╭─ Material provided
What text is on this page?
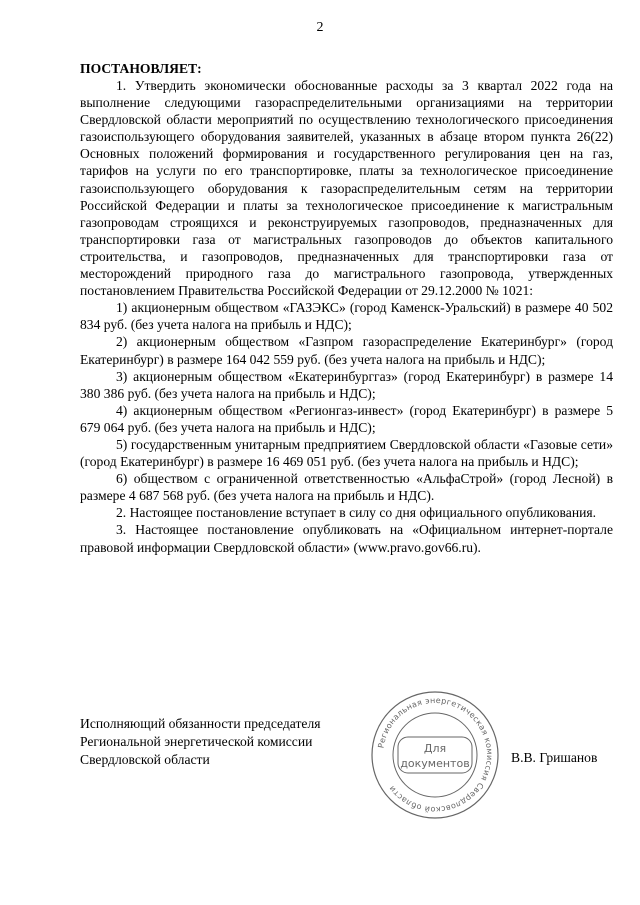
2

ПОСТАНОВЛЯЕТ:

1. Утвердить экономически обоснованные расходы за 3 квартал 2022 года на выполнение следующими газораспределительными организациями на территории Свердловской области мероприятий по осуществлению технологического присоединения газоиспользующего оборудования заявителей, указанных в абзаце втором пункта 26(22) Основных положений формирования и государственного регулирования цен на газ, тарифов на услуги по его транспортировке, платы за технологическое присоединение газоиспользующего оборудования к газораспределительным сетям на территории Российской Федерации и платы за технологическое присоединение к магистральным газопроводам строящихся и реконструируемых газопроводов, предназначенных для транспортировки газа от магистральных газопроводов до объектов капитального строительства, и газопроводов, предназначенных для транспортировки газа от месторождений природного газа до магистрального газопровода, утвержденных постановлением Правительства Российской Федерации от 29.12.2000 № 1021:

1) акционерным обществом «ГАЗЭКС» (город Каменск-Уральский) в размере 40 502 834 руб. (без учета налога на прибыль и НДС);

2) акционерным обществом «Газпром газораспределение Екатеринбург» (город Екатеринбург) в размере 164 042 559 руб. (без учета налога на прибыль и НДС);

3) акционерным обществом «Екатеринбурггаз» (город Екатеринбург) в размере 14 380 386 руб. (без учета налога на прибыль и НДС);

4) акционерным обществом «Регионгаз-инвест» (город Екатеринбург) в размере 5 679 064 руб. (без учета налога на прибыль и НДС);

5) государственным унитарным предприятием Свердловской области «Газовые сети» (город Екатеринбург) в размере 16 469 051 руб. (без учета налога на прибыль и НДС);

6) обществом с ограниченной ответственностью «АльфаСтрой» (город Лесной) в размере 4 687 568 руб. (без учета налога на прибыль и НДС).

2. Настоящее постановление вступает в силу со дня официального опубликования.

3. Настоящее постановление опубликовать на «Официальном интернет-портале правовой информации Свердловской области» (www.pravo.gov66.ru).

Исполняющий обязанности председателя
Региональной энергетической комиссии
Свердловской области	В.В. Гришанов
Региональная энергетическая комиссия Свердловской области
Для
документов
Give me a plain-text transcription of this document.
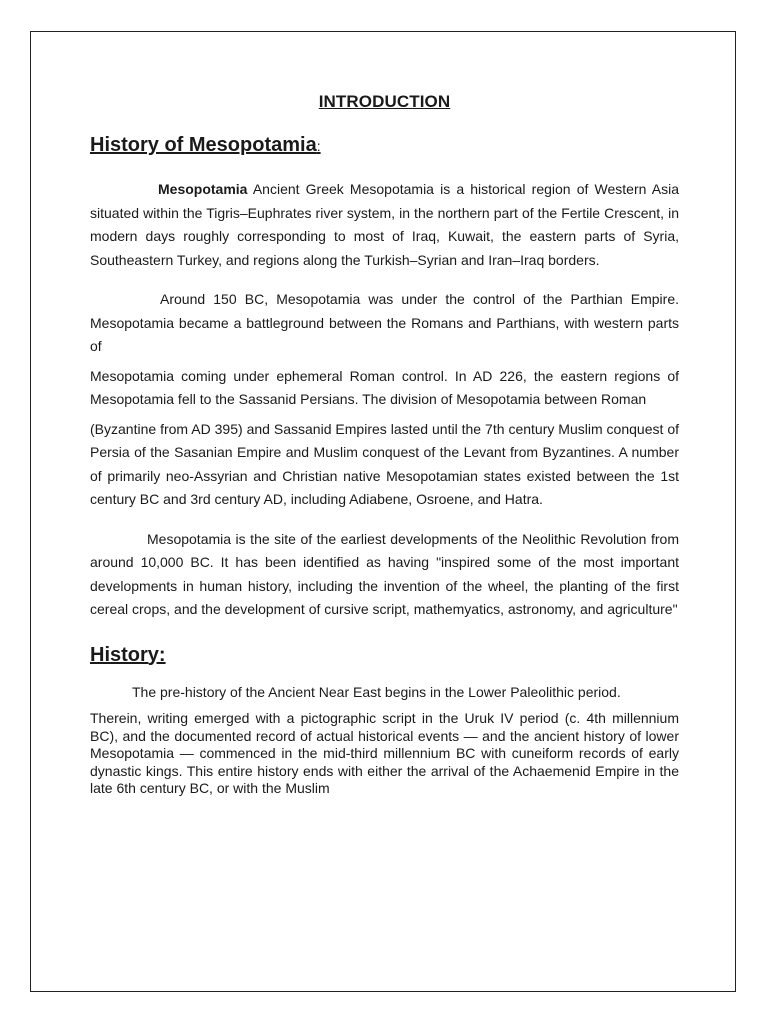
INTRODUCTION
History of Mesopotamia:

Mesopotamia Ancient Greek Mesopotamia is a historical region of Western Asia situated within the Tigris–Euphrates river system, in the northern part of the Fertile Crescent, in modern days roughly corresponding to most of Iraq, Kuwait, the eastern parts of Syria, Southeastern Turkey, and regions along the Turkish–Syrian and Iran–Iraq borders.

Around 150 BC, Mesopotamia was under the control of the Parthian Empire. Mesopotamia became a battleground between the Romans and Parthians, with western parts of

Mesopotamia coming under ephemeral Roman control. In AD 226, the eastern regions of Mesopotamia fell to the Sassanid Persians. The division of Mesopotamia between Roman

(Byzantine from AD 395) and Sassanid Empires lasted until the 7th century Muslim conquest of Persia of the Sasanian Empire and Muslim conquest of the Levant from Byzantines. A number of primarily neo-Assyrian and Christian native Mesopotamian states existed between the 1st century BC and 3rd century AD, including Adiabene, Osroene, and Hatra.

Mesopotamia is the site of the earliest developments of the Neolithic Revolution from around 10,000 BC. It has been identified as having "inspired some of the most important developments in human history, including the invention of the wheel, the planting of the first cereal crops, and the development of cursive script, mathemyatics, astronomy, and agriculture"

History:

The pre-history of the Ancient Near East begins in the Lower Paleolithic period.

Therein, writing emerged with a pictographic script in the Uruk IV period (c. 4th millennium BC), and the documented record of actual historical events — and the ancient history of lower Mesopotamia — commenced in the mid-third millennium BC with cuneiform records of early dynastic kings. This entire history ends with either the arrival of the Achaemenid Empire in the late 6th century BC, or with the Muslim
╰─
• **What the task asks**
Copy down every line of the entries containing the word "Настоящее".

• **Written solution**
2. Настоящее постановление вступает в силу со дня официального опубликования.
3. Настоящее постановление опубликовать на «Официальном интернет-портале правовой информации Свердловской области» (www.pravo.gov66.ru).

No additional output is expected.